(SET EXERCISE):
Pull out every line in the data that has the string "image" in it.
++++ RAW RECORDS ++++
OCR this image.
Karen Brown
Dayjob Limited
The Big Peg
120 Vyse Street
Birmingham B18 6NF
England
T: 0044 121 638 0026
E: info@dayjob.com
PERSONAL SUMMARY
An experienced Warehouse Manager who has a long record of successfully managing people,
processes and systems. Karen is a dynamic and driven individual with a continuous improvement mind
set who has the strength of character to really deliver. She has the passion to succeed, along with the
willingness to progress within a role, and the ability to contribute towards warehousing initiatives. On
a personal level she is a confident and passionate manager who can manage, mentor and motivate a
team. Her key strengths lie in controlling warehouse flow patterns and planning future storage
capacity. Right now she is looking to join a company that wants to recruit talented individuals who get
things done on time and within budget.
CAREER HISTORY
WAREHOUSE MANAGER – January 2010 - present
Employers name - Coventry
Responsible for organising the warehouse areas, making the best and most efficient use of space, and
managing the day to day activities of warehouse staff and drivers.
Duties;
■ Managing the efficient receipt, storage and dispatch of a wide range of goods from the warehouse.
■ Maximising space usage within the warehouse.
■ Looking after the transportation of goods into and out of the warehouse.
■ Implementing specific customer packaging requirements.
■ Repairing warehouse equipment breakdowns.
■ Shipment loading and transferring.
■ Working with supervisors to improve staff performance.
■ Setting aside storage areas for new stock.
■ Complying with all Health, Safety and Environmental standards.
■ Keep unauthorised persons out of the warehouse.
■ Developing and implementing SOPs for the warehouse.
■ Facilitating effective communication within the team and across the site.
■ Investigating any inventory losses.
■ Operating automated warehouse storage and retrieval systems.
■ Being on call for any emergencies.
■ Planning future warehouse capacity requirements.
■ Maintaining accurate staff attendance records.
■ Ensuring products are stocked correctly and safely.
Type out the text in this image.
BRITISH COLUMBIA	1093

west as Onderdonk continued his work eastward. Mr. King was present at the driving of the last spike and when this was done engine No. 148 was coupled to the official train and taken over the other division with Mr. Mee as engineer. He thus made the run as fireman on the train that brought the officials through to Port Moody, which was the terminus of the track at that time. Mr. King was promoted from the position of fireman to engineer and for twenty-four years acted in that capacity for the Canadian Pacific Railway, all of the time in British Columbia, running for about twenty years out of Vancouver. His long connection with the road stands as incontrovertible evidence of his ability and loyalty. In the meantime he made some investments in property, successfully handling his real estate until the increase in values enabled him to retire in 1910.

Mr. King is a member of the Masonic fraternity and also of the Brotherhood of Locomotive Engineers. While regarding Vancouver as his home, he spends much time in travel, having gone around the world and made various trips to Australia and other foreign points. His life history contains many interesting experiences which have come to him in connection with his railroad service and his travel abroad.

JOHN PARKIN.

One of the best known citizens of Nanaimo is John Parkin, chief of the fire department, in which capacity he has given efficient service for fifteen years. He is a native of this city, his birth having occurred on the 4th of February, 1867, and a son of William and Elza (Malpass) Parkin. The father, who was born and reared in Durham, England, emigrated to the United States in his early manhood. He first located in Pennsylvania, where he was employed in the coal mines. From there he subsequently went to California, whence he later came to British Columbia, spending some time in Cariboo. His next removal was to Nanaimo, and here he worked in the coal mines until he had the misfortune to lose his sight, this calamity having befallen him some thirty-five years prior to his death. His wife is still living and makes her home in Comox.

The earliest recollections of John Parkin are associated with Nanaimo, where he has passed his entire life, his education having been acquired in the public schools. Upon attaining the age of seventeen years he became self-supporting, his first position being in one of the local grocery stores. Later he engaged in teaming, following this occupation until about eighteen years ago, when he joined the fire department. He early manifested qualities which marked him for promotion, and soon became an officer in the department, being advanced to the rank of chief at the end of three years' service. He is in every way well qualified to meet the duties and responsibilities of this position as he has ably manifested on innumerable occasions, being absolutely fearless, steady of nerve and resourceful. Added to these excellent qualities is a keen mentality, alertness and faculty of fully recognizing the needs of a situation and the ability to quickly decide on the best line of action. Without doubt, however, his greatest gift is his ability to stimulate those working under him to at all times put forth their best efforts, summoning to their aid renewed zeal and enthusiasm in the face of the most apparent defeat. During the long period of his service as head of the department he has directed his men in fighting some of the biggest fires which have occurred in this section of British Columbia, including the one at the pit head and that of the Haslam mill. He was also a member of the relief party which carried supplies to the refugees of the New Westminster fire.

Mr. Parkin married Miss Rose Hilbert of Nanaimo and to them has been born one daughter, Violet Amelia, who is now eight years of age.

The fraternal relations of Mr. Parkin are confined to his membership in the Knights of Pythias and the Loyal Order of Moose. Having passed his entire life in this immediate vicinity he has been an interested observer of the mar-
++++
(FULL SOLUTION):
OCR this image.
Type out the text in this image.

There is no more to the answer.